_Objetivo 1_
De acordo com o trecho sobre a deportação para a Sibéria, quantos dias durou a viagem até Kurgan?

_Trecho fornecido_
★ ★ ★ ★ ★
Na madrugada seguinte ao enterro, três soldados nos acordaram. Disseram que seríamos deportados por causa de nosso “comportamento anti-soviético”. Deixaram que pegássemos um pouco de comida e roupa e, em 6 de julho de 1949, fomos transportados uns 4 mil quilômetros até Kurgan, na Sibéria, ao norte do Casaquistão.

A viagem durou 18 dias. Fomos transportados como gado, em vagões de carga. Recebemos comida apenas duas vezes durante a viagem. Racionamos cuidadosamente nossas provisões de modo que duraram a viagem inteira. Todos em nosso vagão eram Testemunhas de Jeová. Todos os dias conversávamos sobre a Bíblia e isso nos manteve ativos espiritualmente. A Bíblia era o objeto mais valioso que tínhamos.

Quando finalmente chegamos a Kurgan, percebemos que, apesar de estarmos num campo de trabalhos forçados, tínhamos certa liberdade. Pude trabalhar numa serralheria e conversar com os colegas de trabalho sobre minha esperança baseada na Bíblia. Dois anos depois, em 27 de setembro de 1951, fui preso e levado novamente a julgamento. A acusação apresentou 18 pessoas que alegaram que eu tinha predito a destruição do Estado. Na verdade, eu tinha usado a profecia de Daniel 2:44 para mostrar que todos os governos humanos serão substituídos pelo Reino de Deus.

Além disso, as autoridades tinham feito uma busca no lugar em que morávamos e encontraram uma revista A Sentinela que tinha sido enviada secretamente da Moldávia. Em geral, as autoridades encontravam cópias feitas à mão das revistas ou cópias feitas localmente. Mas essa era produzida fora da União Soviética. Assim, fui sentenciado pela segunda vez a 25 anos de trabalhos forçados. Dessa vez, fui enviado para as minas de carvão em Vorkuta, um terrível campo de trabalhos forçados no extremo norte dos montes Urais, acima do círculo polar ártico.

Salvo da morte em Vorkuta

Vorkuta era um imenso conjunto de 60 campos de trabalhos forçados. Somente em nosso campo havia mais de 6 mil trabalhadores. A combinação de temperaturas abaixo de zero, condições desumanas e mineração subterrânea de carvão resultava em muitas mortes. Quase todo dia havia mortos para ser enterrados. Fiquei muito mal de saúde e não conseguia mais realizar trabalho pesado. Assim, recebi um trabalho mais leve: carregar carrinhos com carvão, usando uma pá.
★ ★ ★ ★ ★
_Objetivo 2_
Transcreva as linhas das entradas começando na primeira delas e terminando na linha que contém "y-axis-label: Taux de réponse PASI", incluindo as duas extremidades.

(Linhas de dados)
★ ★ ★ ★ ★
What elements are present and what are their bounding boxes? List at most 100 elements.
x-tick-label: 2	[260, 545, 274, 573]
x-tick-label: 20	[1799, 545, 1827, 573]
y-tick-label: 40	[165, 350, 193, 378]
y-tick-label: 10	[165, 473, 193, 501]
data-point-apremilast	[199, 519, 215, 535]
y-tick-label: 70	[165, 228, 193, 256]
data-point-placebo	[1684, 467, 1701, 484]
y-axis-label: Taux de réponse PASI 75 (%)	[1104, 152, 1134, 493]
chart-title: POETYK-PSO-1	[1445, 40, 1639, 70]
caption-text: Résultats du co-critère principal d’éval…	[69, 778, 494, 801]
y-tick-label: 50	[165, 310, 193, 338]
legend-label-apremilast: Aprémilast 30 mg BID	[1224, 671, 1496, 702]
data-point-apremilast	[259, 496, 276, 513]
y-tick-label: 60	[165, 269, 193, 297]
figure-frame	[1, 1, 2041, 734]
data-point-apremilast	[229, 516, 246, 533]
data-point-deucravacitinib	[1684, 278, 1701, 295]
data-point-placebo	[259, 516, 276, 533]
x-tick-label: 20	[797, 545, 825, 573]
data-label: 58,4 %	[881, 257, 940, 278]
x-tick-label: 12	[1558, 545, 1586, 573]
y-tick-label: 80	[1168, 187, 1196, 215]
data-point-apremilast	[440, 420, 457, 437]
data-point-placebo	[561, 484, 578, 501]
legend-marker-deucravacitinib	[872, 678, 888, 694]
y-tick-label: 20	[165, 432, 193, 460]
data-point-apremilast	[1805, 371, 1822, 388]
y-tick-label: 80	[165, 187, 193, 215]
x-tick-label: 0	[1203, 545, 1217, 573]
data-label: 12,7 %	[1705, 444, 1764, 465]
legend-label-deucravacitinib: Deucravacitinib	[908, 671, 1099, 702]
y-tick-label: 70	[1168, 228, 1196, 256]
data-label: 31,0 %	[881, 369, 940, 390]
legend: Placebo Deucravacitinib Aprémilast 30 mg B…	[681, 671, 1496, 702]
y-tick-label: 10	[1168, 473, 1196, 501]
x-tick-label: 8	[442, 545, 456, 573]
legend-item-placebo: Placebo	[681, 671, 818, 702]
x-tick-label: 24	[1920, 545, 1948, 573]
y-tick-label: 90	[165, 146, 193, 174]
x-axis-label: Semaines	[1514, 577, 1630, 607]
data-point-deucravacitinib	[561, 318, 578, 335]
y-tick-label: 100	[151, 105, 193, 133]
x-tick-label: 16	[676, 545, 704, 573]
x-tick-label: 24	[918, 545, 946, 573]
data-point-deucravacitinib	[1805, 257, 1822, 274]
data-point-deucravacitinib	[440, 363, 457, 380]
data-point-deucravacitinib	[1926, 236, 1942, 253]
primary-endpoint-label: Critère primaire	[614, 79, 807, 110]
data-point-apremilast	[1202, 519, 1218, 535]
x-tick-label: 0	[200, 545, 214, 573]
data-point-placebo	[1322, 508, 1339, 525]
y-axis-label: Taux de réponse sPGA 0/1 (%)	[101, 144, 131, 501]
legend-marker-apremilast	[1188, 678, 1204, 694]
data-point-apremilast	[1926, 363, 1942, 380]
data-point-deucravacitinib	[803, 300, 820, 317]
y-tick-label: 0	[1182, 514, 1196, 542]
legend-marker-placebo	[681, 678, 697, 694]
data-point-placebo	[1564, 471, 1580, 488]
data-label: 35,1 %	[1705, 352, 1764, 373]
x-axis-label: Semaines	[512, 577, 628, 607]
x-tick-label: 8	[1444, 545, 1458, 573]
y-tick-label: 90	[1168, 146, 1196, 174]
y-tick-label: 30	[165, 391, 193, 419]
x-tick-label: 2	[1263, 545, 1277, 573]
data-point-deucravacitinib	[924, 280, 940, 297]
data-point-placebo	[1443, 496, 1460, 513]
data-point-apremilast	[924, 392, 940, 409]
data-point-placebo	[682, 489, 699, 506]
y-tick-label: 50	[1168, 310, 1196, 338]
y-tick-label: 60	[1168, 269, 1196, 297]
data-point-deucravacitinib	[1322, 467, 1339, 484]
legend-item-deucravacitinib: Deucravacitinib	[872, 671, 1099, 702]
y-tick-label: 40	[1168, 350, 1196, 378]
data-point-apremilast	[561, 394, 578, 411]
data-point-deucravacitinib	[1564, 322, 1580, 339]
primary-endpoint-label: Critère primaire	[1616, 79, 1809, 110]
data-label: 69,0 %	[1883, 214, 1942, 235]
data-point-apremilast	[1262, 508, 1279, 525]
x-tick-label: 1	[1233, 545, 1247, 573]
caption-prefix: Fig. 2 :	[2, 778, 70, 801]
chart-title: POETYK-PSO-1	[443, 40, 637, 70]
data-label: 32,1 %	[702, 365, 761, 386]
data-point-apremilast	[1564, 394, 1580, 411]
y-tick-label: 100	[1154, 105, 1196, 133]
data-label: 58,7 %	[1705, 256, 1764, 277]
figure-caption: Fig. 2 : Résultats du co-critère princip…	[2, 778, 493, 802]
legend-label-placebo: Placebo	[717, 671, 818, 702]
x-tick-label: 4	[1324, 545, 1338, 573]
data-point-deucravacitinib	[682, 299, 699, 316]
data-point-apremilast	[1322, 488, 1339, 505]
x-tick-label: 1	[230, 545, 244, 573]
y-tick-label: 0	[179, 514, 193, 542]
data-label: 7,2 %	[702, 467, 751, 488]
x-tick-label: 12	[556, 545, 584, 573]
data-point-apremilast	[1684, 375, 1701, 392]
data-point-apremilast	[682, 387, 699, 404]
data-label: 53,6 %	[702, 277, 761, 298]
★ ★ ★ ★ ★
_Resposta do exercício 1_
18 dias.

_Resposta do exercício 2_
What elements are present and what are their bounding boxes? List at most 100 elements.
x-tick-label: 2	[260, 545, 274, 573]
x-tick-label: 20	[1799, 545, 1827, 573]
y-tick-label: 40	[165, 350, 193, 378]
y-tick-label: 10	[165, 473, 193, 501]
data-point-apremilast	[199, 519, 215, 535]
y-tick-label: 70	[165, 228, 193, 256]
data-point-placebo	[1684, 467, 1701, 484]
y-axis-label: Taux de réponse PASI 75 (%)	[1104, 152, 1134, 493]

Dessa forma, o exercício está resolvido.